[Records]
──────────
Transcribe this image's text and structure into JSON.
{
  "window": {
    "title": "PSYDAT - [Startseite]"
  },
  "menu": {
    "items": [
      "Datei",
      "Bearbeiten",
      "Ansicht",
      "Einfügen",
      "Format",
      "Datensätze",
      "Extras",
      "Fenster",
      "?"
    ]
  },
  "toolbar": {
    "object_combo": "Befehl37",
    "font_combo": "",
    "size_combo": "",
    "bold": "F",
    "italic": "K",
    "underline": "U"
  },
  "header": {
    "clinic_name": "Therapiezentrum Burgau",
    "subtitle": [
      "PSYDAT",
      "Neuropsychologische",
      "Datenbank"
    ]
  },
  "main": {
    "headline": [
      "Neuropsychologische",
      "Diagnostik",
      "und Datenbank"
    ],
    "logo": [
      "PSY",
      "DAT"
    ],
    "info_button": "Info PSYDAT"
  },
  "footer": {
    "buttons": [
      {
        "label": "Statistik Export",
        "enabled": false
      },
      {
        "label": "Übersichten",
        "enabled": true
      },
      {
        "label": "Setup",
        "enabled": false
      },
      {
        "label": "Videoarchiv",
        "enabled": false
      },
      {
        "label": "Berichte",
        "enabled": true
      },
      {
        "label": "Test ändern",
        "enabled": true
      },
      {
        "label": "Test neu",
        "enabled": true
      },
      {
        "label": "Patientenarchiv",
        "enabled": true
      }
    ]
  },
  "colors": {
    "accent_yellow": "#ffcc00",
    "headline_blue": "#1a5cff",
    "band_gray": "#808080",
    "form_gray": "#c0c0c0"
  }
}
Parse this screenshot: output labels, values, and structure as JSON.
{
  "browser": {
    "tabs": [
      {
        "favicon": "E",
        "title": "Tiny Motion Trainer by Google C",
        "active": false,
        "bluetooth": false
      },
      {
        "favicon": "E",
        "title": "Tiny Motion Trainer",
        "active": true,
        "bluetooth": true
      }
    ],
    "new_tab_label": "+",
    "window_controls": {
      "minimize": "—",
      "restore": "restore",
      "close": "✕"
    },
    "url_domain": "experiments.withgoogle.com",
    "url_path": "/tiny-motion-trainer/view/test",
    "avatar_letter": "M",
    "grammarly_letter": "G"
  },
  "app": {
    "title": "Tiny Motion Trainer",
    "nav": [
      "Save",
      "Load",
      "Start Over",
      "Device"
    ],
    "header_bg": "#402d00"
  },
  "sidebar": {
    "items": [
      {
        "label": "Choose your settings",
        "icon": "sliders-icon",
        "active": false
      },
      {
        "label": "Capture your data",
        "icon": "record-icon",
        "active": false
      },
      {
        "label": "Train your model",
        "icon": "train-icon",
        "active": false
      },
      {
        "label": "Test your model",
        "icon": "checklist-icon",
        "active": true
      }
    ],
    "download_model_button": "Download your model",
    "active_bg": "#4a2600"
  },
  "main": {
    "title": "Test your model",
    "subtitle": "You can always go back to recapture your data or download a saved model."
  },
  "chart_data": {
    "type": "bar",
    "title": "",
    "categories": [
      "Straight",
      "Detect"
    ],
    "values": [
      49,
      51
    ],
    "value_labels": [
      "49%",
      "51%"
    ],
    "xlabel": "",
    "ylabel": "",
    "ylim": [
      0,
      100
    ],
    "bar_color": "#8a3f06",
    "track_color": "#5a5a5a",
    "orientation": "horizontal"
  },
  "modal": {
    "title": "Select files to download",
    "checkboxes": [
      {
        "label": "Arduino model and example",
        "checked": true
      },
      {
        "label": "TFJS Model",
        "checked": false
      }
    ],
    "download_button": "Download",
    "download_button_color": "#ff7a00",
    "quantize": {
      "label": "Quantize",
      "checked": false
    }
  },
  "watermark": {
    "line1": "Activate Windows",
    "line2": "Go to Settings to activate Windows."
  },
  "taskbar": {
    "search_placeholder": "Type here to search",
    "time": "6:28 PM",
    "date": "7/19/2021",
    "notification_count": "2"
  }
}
──────────
§ WHAT THE TASK ASKS: What is the number of lines above that contain the string "your"? Answer with the number alone.

§ TASK OUTPUT: 7